Search the data for the word "JSON". Reproduce every line where it is found.

[Items from a figure collection]
----
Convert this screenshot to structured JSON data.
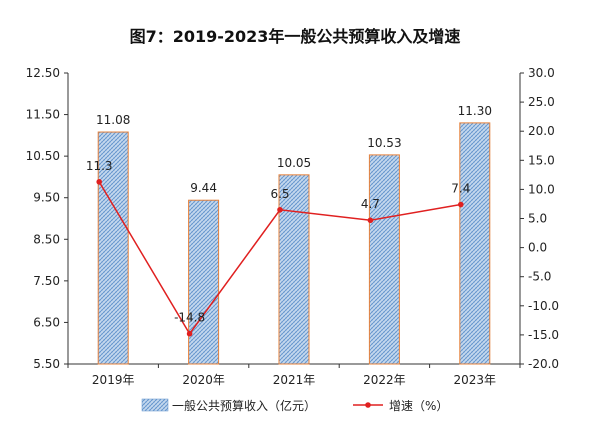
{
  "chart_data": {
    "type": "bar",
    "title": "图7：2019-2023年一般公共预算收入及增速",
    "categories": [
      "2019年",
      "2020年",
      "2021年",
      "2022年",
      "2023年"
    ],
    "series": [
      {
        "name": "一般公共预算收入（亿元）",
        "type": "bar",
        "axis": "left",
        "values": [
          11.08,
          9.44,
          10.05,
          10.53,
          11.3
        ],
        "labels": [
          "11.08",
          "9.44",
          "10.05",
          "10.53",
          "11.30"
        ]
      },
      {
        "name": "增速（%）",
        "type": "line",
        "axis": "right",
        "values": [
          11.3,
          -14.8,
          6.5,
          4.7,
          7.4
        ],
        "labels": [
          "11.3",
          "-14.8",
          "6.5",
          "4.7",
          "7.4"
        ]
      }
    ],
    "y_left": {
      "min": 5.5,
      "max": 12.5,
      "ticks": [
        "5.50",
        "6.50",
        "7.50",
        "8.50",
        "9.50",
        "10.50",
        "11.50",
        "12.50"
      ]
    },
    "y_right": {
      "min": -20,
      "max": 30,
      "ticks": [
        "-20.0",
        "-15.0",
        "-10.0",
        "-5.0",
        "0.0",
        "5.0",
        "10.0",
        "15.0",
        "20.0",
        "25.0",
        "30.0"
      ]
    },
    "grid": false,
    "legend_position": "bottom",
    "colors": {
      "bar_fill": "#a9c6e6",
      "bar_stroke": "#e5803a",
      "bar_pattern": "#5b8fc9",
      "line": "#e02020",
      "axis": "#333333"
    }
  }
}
----
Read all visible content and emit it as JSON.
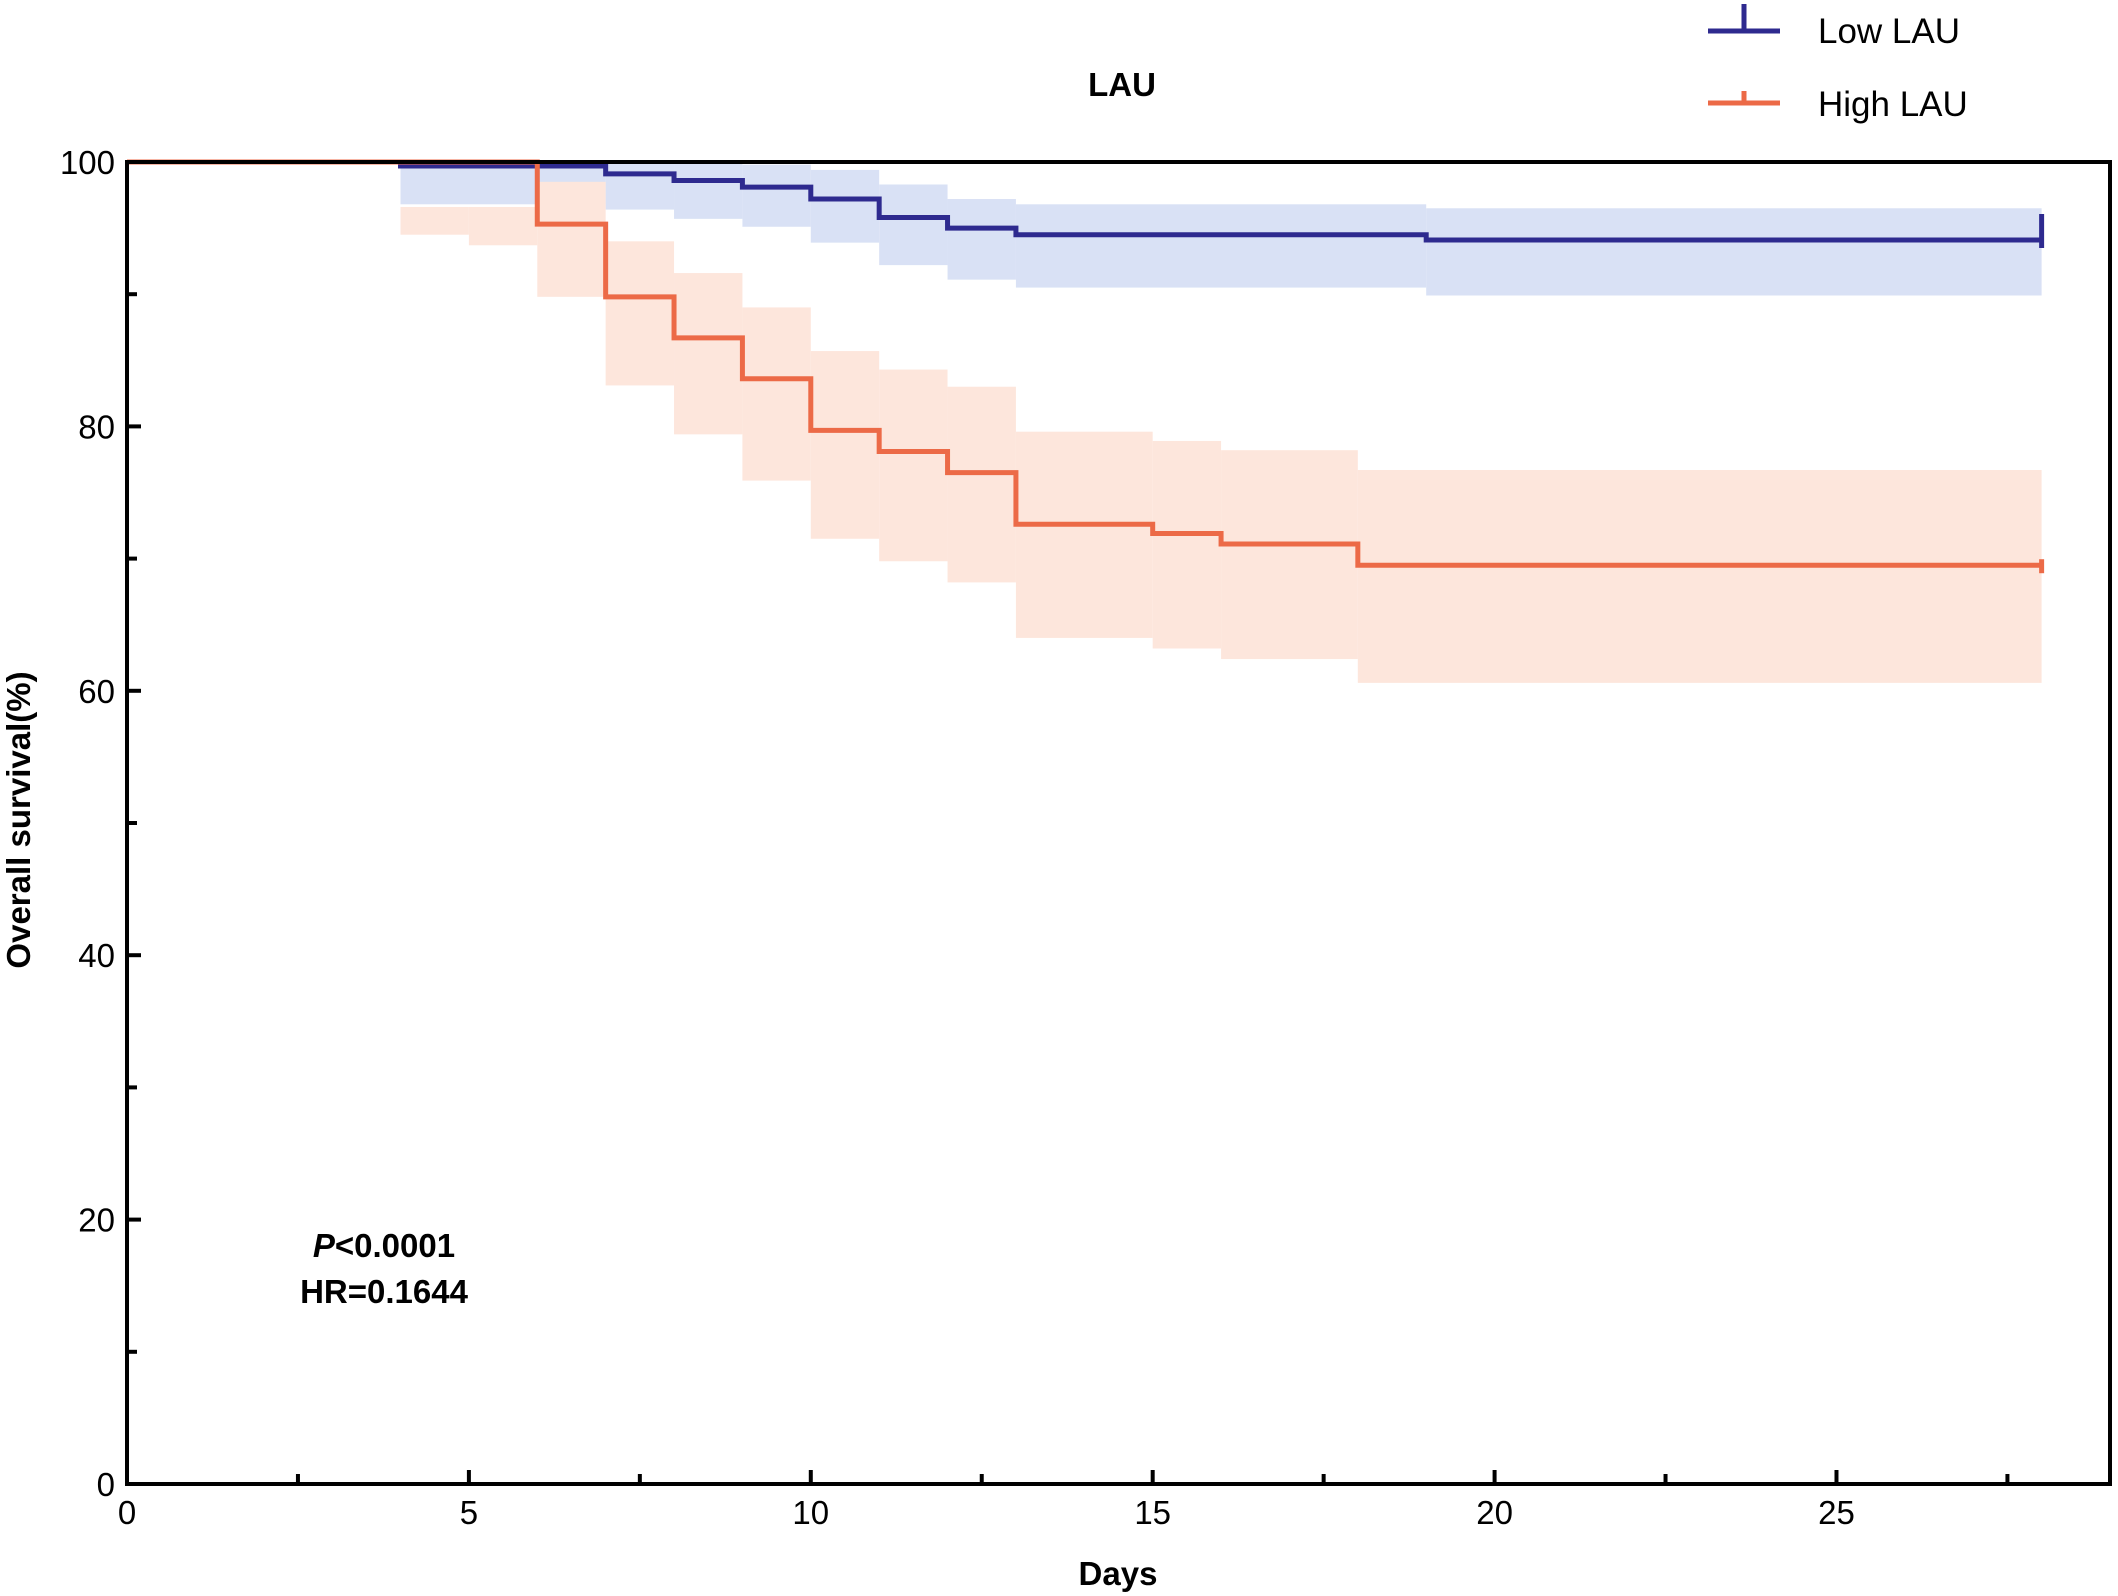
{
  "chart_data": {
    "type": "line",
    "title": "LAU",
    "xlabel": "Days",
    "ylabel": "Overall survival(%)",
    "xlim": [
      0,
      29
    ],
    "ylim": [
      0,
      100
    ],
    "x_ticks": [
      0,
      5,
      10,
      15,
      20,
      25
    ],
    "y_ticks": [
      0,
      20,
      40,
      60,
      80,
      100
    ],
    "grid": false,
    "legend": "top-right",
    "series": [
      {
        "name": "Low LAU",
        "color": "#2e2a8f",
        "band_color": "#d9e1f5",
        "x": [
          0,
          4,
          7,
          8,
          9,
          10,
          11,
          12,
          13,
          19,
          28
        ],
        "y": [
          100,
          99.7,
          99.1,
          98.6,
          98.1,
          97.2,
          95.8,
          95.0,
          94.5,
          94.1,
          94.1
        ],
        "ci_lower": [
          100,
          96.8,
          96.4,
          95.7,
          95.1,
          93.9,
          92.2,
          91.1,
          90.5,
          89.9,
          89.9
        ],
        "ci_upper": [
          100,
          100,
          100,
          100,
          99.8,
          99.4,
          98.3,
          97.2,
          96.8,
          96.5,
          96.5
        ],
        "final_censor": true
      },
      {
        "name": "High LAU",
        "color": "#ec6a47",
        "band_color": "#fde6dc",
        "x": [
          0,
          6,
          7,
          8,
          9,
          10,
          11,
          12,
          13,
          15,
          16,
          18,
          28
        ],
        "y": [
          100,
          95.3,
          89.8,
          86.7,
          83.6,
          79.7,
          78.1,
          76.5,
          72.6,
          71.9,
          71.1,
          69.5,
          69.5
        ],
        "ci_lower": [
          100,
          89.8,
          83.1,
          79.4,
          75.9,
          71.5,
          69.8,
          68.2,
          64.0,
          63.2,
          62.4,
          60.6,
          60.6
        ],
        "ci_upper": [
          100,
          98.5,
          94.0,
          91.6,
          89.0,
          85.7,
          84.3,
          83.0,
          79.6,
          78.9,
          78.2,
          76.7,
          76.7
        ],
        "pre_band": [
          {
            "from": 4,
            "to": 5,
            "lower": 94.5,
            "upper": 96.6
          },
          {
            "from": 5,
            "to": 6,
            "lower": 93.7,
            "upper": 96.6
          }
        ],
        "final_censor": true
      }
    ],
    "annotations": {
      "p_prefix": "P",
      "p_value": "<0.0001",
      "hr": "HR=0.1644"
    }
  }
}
----
TASK OUTPUT
Convert this screenshot to structured JSON data.
Read all visible content and emit it as JSON.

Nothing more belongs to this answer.